GIVEN INSTRUCTION |
Restate the complete material exactly.

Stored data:
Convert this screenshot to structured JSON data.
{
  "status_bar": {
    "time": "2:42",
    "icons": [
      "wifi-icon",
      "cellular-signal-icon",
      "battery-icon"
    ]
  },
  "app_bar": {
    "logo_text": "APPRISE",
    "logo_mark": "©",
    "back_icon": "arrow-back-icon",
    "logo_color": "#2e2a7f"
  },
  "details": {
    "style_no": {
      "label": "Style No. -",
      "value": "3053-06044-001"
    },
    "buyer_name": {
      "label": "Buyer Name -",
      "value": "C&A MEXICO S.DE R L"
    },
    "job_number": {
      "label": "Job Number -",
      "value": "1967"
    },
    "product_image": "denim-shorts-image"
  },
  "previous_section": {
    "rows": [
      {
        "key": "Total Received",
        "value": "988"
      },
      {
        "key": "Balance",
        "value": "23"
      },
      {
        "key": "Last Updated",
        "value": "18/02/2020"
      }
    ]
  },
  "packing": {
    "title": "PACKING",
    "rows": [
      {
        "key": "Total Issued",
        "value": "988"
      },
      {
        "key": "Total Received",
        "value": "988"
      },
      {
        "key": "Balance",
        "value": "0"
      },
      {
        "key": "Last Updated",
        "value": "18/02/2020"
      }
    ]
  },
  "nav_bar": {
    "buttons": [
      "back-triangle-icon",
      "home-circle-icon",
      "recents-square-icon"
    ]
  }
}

TASK OUTPUT |
Convert this screenshot to structured JSON data.
{
  "status_bar": {
    "time": "2:42",
    "icons": [
      "wifi-icon",
      "cellular-signal-icon",
      "battery-icon"
    ]
  },
  "app_bar": {
    "logo_text": "APPRISE",
    "logo_mark": "©",
    "back_icon": "arrow-back-icon",
    "logo_color": "#2e2a7f"
  },
  "details": {
    "style_no": {
      "label": "Style No. -",
      "value": "3053-06044-001"
    },
    "buyer_name": {
      "label": "Buyer Name -",
      "value": "C&A MEXICO S.DE R L"
    },
    "job_number": {
      "label": "Job Number -",
      "value": "1967"
    },
    "product_image": "denim-shorts-image"
  },
  "previous_section": {
    "rows": [
      {
        "key": "Total Received",
        "value": "988"
      },
      {
        "key": "Balance",
        "value": "23"
      },
      {
        "key": "Last Updated",
        "value": "18/02/2020"
      }
    ]
  },
  "packing": {
    "title": "PACKING",
    "rows": [
      {
        "key": "Total Issued",
        "value": "988"
      },
      {
        "key": "Total Received",
        "value": "988"
      },
      {
        "key": "Balance",
        "value": "0"
      },
      {
        "key": "Last Updated",
        "value": "18/02/2020"
      }
    ]
  },
  "nav_bar": {
    "buttons": [
      "back-triangle-icon",
      "home-circle-icon",
      "recents-square-icon"
    ]
  }
}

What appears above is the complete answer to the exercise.